Extract every entry word for word.

======== Dataset records ========

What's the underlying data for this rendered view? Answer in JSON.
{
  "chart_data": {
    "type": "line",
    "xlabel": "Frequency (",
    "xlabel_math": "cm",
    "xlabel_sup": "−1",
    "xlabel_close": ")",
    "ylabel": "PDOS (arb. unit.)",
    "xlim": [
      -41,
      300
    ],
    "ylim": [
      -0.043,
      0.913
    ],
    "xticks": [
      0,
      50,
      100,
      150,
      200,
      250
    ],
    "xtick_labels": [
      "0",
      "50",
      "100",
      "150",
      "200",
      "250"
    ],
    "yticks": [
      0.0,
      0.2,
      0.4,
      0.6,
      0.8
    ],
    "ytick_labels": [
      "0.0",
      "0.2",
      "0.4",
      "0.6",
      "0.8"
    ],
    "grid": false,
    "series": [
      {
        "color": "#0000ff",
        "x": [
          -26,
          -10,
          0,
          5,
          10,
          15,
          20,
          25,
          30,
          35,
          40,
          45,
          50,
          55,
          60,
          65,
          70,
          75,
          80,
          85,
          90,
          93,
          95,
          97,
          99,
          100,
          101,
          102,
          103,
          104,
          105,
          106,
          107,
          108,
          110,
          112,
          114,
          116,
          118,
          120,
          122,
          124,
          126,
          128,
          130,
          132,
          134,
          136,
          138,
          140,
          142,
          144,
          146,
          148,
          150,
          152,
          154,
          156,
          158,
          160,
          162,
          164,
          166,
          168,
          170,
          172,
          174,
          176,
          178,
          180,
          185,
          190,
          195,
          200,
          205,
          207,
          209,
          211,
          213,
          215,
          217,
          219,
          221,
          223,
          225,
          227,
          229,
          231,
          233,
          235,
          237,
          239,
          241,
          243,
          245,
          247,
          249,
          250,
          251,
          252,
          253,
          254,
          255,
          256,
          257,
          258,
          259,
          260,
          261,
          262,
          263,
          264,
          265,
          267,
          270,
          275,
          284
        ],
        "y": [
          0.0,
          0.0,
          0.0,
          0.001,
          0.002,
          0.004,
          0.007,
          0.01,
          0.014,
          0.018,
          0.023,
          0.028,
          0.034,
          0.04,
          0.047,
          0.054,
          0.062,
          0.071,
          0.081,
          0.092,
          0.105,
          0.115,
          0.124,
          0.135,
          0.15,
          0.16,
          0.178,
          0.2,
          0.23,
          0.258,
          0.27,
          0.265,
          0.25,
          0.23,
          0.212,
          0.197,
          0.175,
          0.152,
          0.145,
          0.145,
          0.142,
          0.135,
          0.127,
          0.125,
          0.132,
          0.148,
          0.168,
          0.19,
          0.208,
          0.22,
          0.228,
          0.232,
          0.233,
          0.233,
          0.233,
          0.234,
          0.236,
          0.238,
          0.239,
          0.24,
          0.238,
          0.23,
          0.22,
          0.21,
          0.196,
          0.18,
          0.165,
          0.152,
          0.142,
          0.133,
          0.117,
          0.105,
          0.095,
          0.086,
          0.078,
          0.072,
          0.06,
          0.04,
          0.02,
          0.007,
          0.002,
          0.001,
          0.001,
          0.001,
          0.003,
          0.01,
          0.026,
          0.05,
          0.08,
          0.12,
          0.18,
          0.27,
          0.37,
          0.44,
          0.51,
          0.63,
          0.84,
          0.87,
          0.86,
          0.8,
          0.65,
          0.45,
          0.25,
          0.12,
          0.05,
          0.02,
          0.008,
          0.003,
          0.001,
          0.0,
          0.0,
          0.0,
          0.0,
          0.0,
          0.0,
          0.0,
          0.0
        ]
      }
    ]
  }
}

========

> _Solution to this problem_
What's the underlying data for this rendered view? Answer in JSON.
{
  "chart_data": {
    "type": "line",
    "xlabel": "Frequency (",
    "xlabel_math": "cm",
    "xlabel_sup": "−1",
    "xlabel_close": ")",
    "ylabel": "PDOS (arb. unit.)",
    "xlim": [
      -41,
      300
    ],
    "ylim": [
      -0.043,
      0.913
    ],
    "xticks": [
      0,
      50,
      100,
      150,
      200,
      250
    ],
    "xtick_labels": [
      "0",
      "50",
      "100",
      "150",
      "200",
      "250"
    ],
    "yticks": [
      0.0,
      0.2,
      0.4,
      0.6,
      0.8
    ],
    "ytick_labels": [
      "0.0",
      "0.2",
      "0.4",
      "0.6",
      "0.8"
    ],
    "grid": false,
    "series": [
      {
        "color": "#0000ff",
        "x": [
          -26,
          -10,
          0,
          5,
          10,
          15,
          20,
          25,
          30,
          35,
          40,
          45,
          50,
          55,
          60,
          65,
          70,
          75,
          80,
          85,
          90,
          93,
          95,
          97,
          99,
          100,
          101,
          102,
          103,
          104,
          105,
          106,
          107,
          108,
          110,
          112,
          114,
          116,
          118,
          120,
          122,
          124,
          126,
          128,
          130,
          132,
          134,
          136,
          138,
          140,
          142,
          144,
          146,
          148,
          150,
          152,
          154,
          156,
          158,
          160,
          162,
          164,
          166,
          168,
          170,
          172,
          174,
          176,
          178,
          180,
          185,
          190,
          195,
          200,
          205,
          207,
          209,
          211,
          213,
          215,
          217,
          219,
          221,
          223,
          225,
          227,
          229,
          231,
          233,
          235,
          237,
          239,
          241,
          243,
          245,
          247,
          249,
          250,
          251,
          252,
          253,
          254,
          255,
          256,
          257,
          258,
          259,
          260,
          261,
          262,
          263,
          264,
          265,
          267,
          270,
          275,
          284
        ],
        "y": [
          0.0,
          0.0,
          0.0,
          0.001,
          0.002,
          0.004,
          0.007,
          0.01,
          0.014,
          0.018,
          0.023,
          0.028,
          0.034,
          0.04,
          0.047,
          0.054,
          0.062,
          0.071,
          0.081,
          0.092,
          0.105,
          0.115,
          0.124,
          0.135,
          0.15,
          0.16,
          0.178,
          0.2,
          0.23,
          0.258,
          0.27,
          0.265,
          0.25,
          0.23,
          0.212,
          0.197,
          0.175,
          0.152,
          0.145,
          0.145,
          0.142,
          0.135,
          0.127,
          0.125,
          0.132,
          0.148,
          0.168,
          0.19,
          0.208,
          0.22,
          0.228,
          0.232,
          0.233,
          0.233,
          0.233,
          0.234,
          0.236,
          0.238,
          0.239,
          0.24,
          0.238,
          0.23,
          0.22,
          0.21,
          0.196,
          0.18,
          0.165,
          0.152,
          0.142,
          0.133,
          0.117,
          0.105,
          0.095,
          0.086,
          0.078,
          0.072,
          0.06,
          0.04,
          0.02,
          0.007,
          0.002,
          0.001,
          0.001,
          0.001,
          0.003,
          0.01,
          0.026,
          0.05,
          0.08,
          0.12,
          0.18,
          0.27,
          0.37,
          0.44,
          0.51,
          0.63,
          0.84,
          0.87,
          0.86,
          0.8,
          0.65,
          0.45,
          0.25,
          0.12,
          0.05,
          0.02,
          0.008,
          0.003,
          0.001,
          0.0,
          0.0,
          0.0,
          0.0,
          0.0,
          0.0,
          0.0,
          0.0
        ]
      }
    ]
  }
}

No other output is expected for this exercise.